%%
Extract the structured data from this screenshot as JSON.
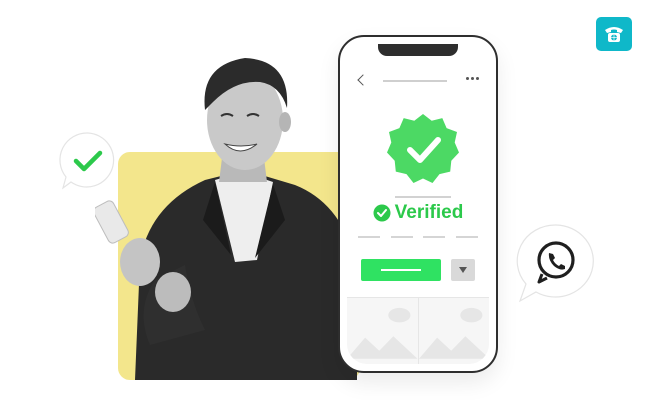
{
  "phone_screen": {
    "status_label": "Verified"
  },
  "colors": {
    "brand_accent": "#0fb8c9",
    "verified_green": "#2cc94b",
    "button_green": "#2fe262",
    "badge_green": "#4cd964",
    "card_yellow": "#f3e68c",
    "whatsapp_dark": "#1f1f1f"
  },
  "icons": {
    "corner_badge": "phone-globe-icon",
    "check_bubble": "check-icon",
    "whatsapp_bubble": "whatsapp-icon",
    "verified_badge": "verified-seal-icon",
    "back": "chevron-left-icon",
    "more": "more-dots-icon",
    "dropdown": "caret-down-icon",
    "tiles": "image-placeholder-icon"
  }
}
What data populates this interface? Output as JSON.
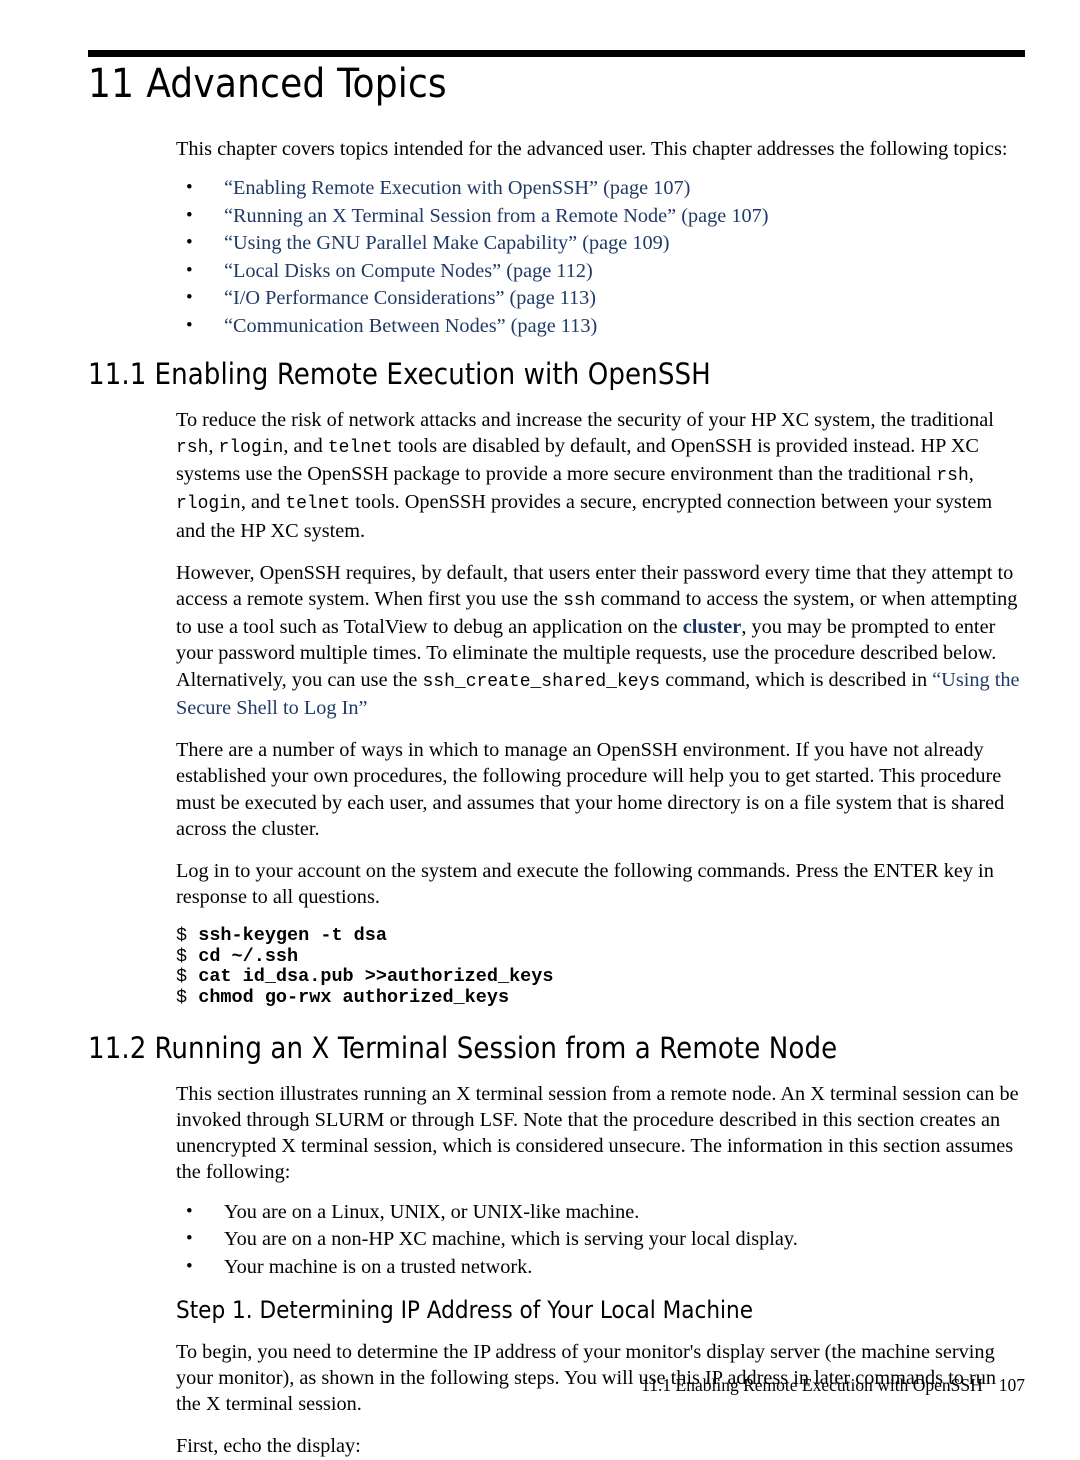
%%
▸ **Aim**
Give every line back word for word and leave the pictures out.

▸ **Response to this task**
Extract the structured data from this screenshot as JSON.
{
  "phone_screen": {
    "status_label": "Verified"
  },
  "colors": {
    "brand_accent": "#0fb8c9",
    "verified_green": "#2cc94b",
    "button_green": "#2fe262",
    "badge_green": "#4cd964",
    "card_yellow": "#f3e68c",
    "whatsapp_dark": "#1f1f1f"
  },
  "icons": {
    "corner_badge": "phone-globe-icon",
    "check_bubble": "check-icon",
    "whatsapp_bubble": "whatsapp-icon",
    "verified_badge": "verified-seal-icon",
    "back": "chevron-left-icon",
    "more": "more-dots-icon",
    "dropdown": "caret-down-icon",
    "tiles": "image-placeholder-icon"
  }
}
What data populates this interface? Output as JSON.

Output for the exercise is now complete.